### Work to do
Pull out every line from the listing that has the word "verified".
○ ○ ○ ○ ○
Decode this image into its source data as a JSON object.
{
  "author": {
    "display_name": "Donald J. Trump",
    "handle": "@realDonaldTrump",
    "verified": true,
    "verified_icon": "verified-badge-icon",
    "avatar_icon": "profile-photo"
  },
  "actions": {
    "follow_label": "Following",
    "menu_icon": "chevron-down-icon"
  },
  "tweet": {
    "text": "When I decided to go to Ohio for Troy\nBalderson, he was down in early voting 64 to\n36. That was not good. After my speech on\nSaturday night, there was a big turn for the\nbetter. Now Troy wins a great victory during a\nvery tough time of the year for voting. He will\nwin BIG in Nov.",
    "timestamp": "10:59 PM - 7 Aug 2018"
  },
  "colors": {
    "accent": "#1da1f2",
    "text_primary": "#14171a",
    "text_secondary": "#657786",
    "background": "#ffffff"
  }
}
○ ○ ○ ○ ○
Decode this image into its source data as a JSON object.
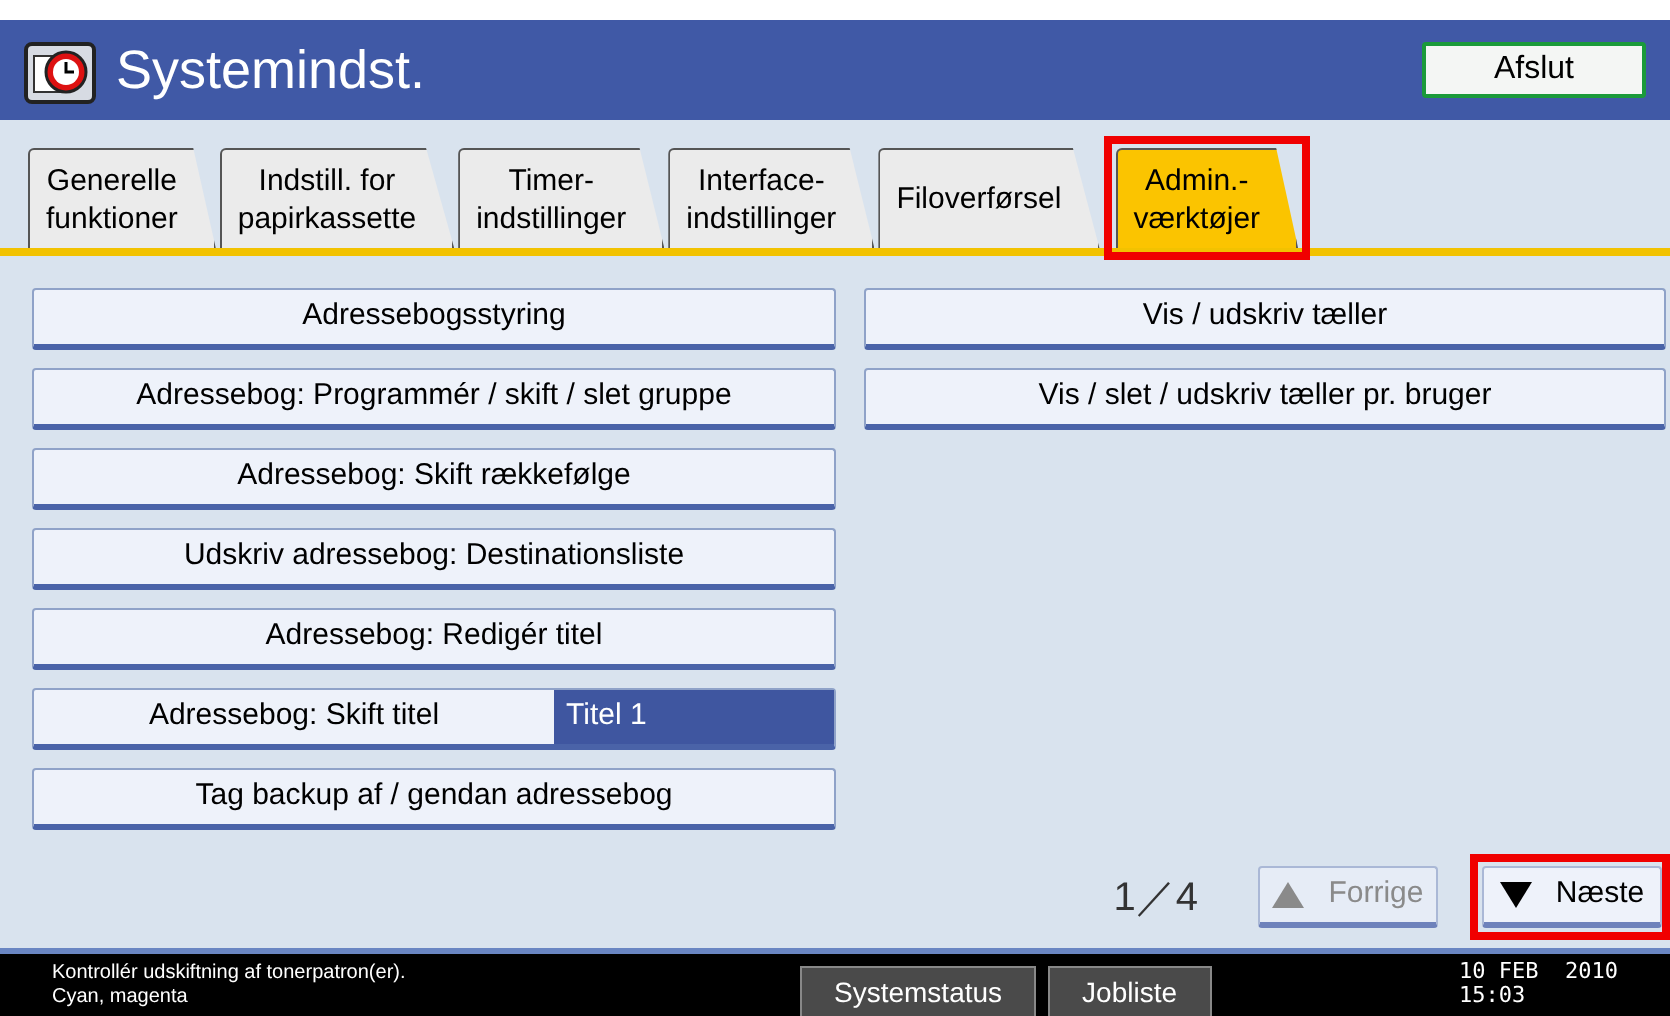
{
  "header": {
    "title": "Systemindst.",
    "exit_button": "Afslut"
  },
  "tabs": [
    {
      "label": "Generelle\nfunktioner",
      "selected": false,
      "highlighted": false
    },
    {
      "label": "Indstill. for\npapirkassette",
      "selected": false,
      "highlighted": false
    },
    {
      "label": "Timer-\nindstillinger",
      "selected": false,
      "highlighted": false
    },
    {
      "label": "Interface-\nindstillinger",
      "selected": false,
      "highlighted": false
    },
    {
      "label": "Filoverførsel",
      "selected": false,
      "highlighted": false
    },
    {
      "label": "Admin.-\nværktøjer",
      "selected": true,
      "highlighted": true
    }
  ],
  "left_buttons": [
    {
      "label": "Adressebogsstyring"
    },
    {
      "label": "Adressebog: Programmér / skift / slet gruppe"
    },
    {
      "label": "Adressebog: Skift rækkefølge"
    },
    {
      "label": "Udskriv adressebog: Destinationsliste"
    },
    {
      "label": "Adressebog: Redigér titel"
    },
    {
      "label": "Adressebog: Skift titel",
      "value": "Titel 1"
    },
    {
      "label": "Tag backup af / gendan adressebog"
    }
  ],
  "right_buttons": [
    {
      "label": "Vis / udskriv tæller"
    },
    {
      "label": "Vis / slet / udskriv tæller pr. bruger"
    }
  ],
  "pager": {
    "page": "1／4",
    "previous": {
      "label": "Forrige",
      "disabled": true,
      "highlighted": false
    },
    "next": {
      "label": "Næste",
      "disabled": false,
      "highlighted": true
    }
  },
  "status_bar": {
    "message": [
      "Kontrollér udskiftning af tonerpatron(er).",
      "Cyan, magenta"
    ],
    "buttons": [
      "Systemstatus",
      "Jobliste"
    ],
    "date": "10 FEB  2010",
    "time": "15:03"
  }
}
○ ○ ○ ○ ○
### Response to this exercise
    "verified": true,
    "verified_icon": "verified-badge-icon",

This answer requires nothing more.